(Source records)
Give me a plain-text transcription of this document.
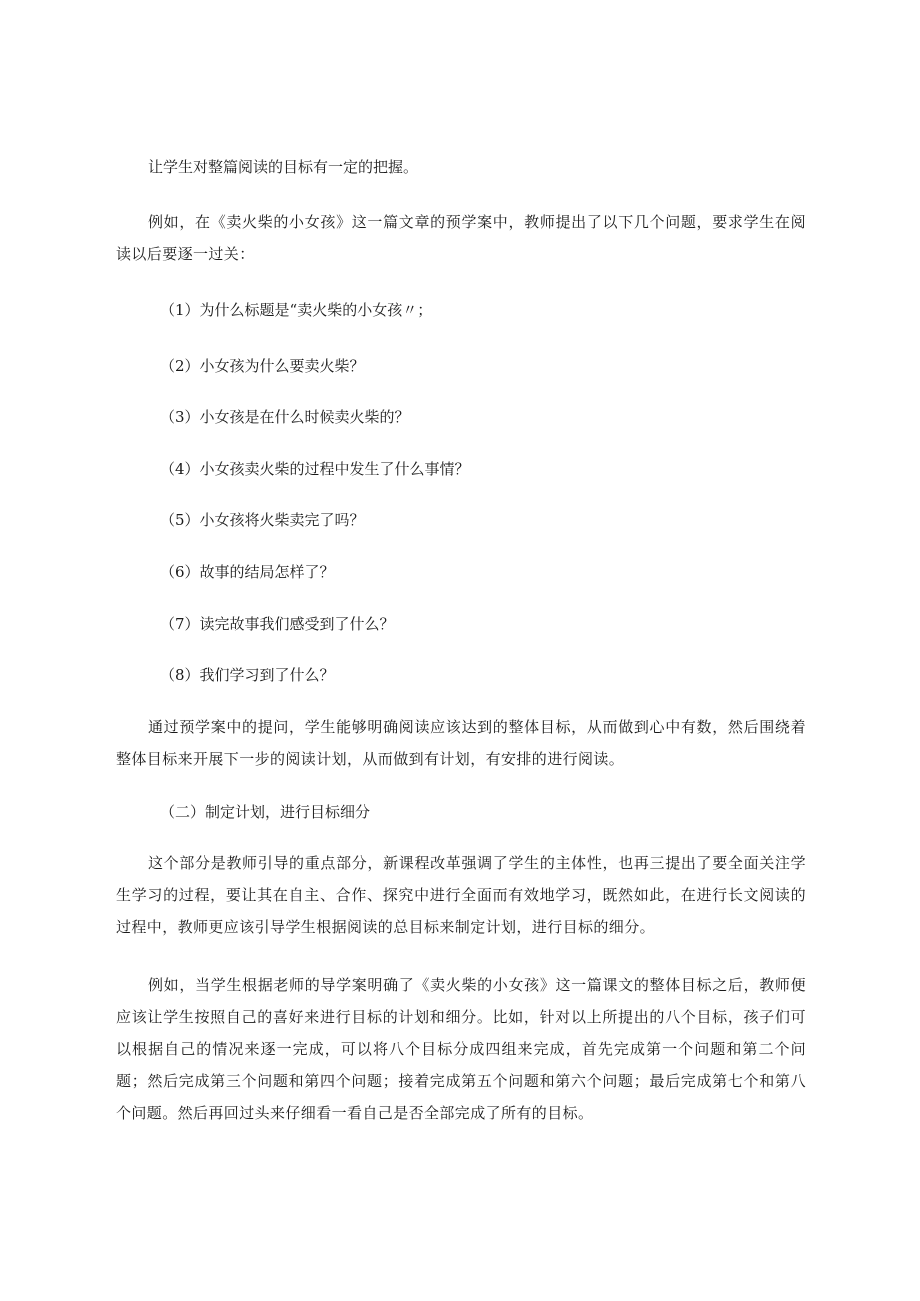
让学生对整篇阅读的目标有一定的把握。

例如，在《卖火柴的小女孩》这一篇文章的预学案中，教师提出了以下几个问题，要求学生在阅读以后要逐一过关：

（1）为什么标题是“卖火柴的小女孩〃；

（2）小女孩为什么要卖火柴？

（3）小女孩是在什么时候卖火柴的？

（4）小女孩卖火柴的过程中发生了什么事情？

（5）小女孩将火柴卖完了吗？

（6）故事的结局怎样了？

（7）读完故事我们感受到了什么？

（8）我们学习到了什么？

通过预学案中的提问，学生能够明确阅读应该达到的整体目标，从而做到心中有数，然后围绕着整体目标来开展下一步的阅读计划，从而做到有计划，有安排的进行阅读。

（二）制定计划，进行目标细分

这个部分是教师引导的重点部分，新课程改革强调了学生的主体性，也再三提出了要全面关注学生学习的过程，要让其在自主、合作、探究中进行全面而有效地学习，既然如此，在进行长文阅读的过程中，教师更应该引导学生根据阅读的总目标来制定计划，进行目标的细分。

例如，当学生根据老师的导学案明确了《卖火柴的小女孩》这一篇课文的整体目标之后，教师便应该让学生按照自己的喜好来进行目标的计划和细分。比如，针对以上所提出的八个目标，孩子们可以根据自己的情况来逐一完成，可以将八个目标分成四组来完成，首先完成第一个问题和第二个问题；然后完成第三个问题和第四个问题；接着完成第五个问题和第六个问题；最后完成第七个和第八个问题。然后再回过头来仔细看一看自己是否全部完成了所有的目标。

### The exercise:
Reproduce the entries exactly. Do not carry over any picture.

### Reply to the task:
Give me a plain-text transcription of this document.
让学生对整篇阅读的目标有一定的把握。

例如，在《卖火柴的小女孩》这一篇文章的预学案中，教师提出了以下几个问题，要求学生在阅读以后要逐一过关：

（1）为什么标题是“卖火柴的小女孩〃；

（2）小女孩为什么要卖火柴？

（3）小女孩是在什么时候卖火柴的？

（4）小女孩卖火柴的过程中发生了什么事情？

（5）小女孩将火柴卖完了吗？

（6）故事的结局怎样了？

（7）读完故事我们感受到了什么？

（8）我们学习到了什么？

通过预学案中的提问，学生能够明确阅读应该达到的整体目标，从而做到心中有数，然后围绕着整体目标来开展下一步的阅读计划，从而做到有计划，有安排的进行阅读。

（二）制定计划，进行目标细分

这个部分是教师引导的重点部分，新课程改革强调了学生的主体性，也再三提出了要全面关注学生学习的过程，要让其在自主、合作、探究中进行全面而有效地学习，既然如此，在进行长文阅读的过程中，教师更应该引导学生根据阅读的总目标来制定计划，进行目标的细分。

例如，当学生根据老师的导学案明确了《卖火柴的小女孩》这一篇课文的整体目标之后，教师便应该让学生按照自己的喜好来进行目标的计划和细分。比如，针对以上所提出的八个目标，孩子们可以根据自己的情况来逐一完成，可以将八个目标分成四组来完成，首先完成第一个问题和第二个问题；然后完成第三个问题和第四个问题；接着完成第五个问题和第六个问题；最后完成第七个和第八个问题。然后再回过头来仔细看一看自己是否全部完成了所有的目标。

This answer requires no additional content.